>> Begin Given records

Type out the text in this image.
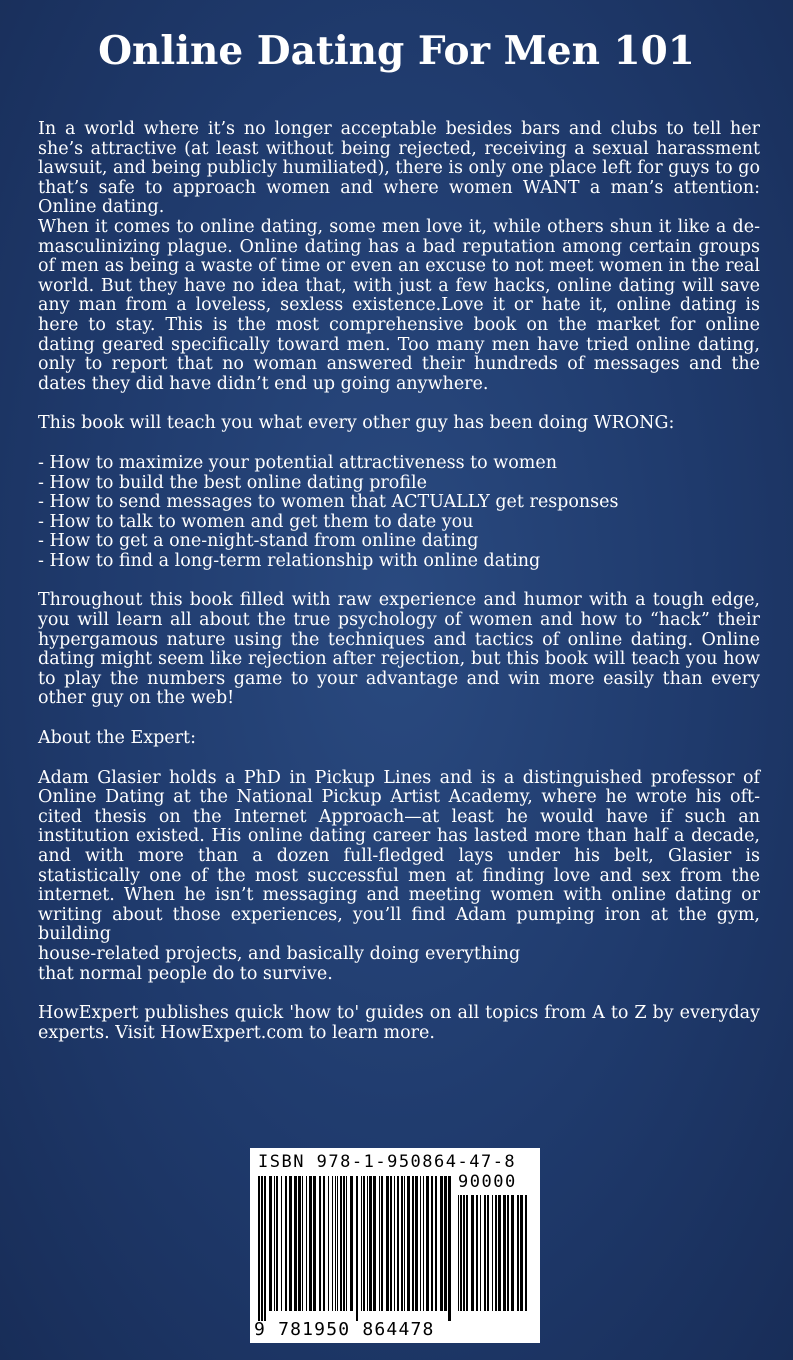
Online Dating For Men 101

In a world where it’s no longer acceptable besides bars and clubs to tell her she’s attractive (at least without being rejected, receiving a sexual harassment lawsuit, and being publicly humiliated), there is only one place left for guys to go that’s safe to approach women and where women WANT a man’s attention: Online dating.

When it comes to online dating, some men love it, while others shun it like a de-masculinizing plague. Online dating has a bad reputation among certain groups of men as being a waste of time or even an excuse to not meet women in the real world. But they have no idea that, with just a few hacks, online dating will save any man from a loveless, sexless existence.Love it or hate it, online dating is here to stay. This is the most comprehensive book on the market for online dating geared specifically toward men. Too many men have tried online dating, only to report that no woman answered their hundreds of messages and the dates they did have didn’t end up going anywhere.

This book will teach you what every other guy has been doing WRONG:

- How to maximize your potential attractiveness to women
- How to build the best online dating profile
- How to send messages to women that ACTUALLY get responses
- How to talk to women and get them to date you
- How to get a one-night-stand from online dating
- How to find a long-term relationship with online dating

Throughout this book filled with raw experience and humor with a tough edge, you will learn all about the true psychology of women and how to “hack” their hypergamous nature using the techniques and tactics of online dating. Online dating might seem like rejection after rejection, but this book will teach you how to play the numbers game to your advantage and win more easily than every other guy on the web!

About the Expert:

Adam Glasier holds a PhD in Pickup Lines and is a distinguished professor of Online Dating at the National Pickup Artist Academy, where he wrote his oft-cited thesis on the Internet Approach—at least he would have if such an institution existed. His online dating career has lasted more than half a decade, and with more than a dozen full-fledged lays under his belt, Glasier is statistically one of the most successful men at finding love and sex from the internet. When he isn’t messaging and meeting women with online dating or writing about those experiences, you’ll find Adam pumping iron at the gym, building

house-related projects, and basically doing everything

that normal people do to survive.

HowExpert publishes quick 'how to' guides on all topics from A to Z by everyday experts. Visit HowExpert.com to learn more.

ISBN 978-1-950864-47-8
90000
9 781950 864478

>> End Given records

### What to produce:
Write the entries above out again exactly, but not the pictures.

### Task response:
Type out the text in this image.
Online Dating For Men 101

In a world where it’s no longer acceptable besides bars and clubs to tell her she’s attractive (at least without being rejected, receiving a sexual harassment lawsuit, and being publicly humiliated), there is only one place left for guys to go that’s safe to approach women and where women WANT a man’s attention: Online dating.

When it comes to online dating, some men love it, while others shun it like a de-masculinizing plague. Online dating has a bad reputation among certain groups of men as being a waste of time or even an excuse to not meet women in the real world. But they have no idea that, with just a few hacks, online dating will save any man from a loveless, sexless existence.Love it or hate it, online dating is here to stay. This is the most comprehensive book on the market for online dating geared specifically toward men. Too many men have tried online dating, only to report that no woman answered their hundreds of messages and the dates they did have didn’t end up going anywhere.

This book will teach you what every other guy has been doing WRONG:

- How to maximize your potential attractiveness to women
- How to build the best online dating profile
- How to send messages to women that ACTUALLY get responses
- How to talk to women and get them to date you
- How to get a one-night-stand from online dating
- How to find a long-term relationship with online dating

Throughout this book filled with raw experience and humor with a tough edge, you will learn all about the true psychology of women and how to “hack” their hypergamous nature using the techniques and tactics of online dating. Online dating might seem like rejection after rejection, but this book will teach you how to play the numbers game to your advantage and win more easily than every other guy on the web!

About the Expert:

Adam Glasier holds a PhD in Pickup Lines and is a distinguished professor of Online Dating at the National Pickup Artist Academy, where he wrote his oft-cited thesis on the Internet Approach—at least he would have if such an institution existed. His online dating career has lasted more than half a decade, and with more than a dozen full-fledged lays under his belt, Glasier is statistically one of the most successful men at finding love and sex from the internet. When he isn’t messaging and meeting women with online dating or writing about those experiences, you’ll find Adam pumping iron at the gym, building

house-related projects, and basically doing everything

that normal people do to survive.

HowExpert publishes quick 'how to' guides on all topics from A to Z by everyday experts. Visit HowExpert.com to learn more.

ISBN 978-1-950864-47-8
90000
9 781950 864478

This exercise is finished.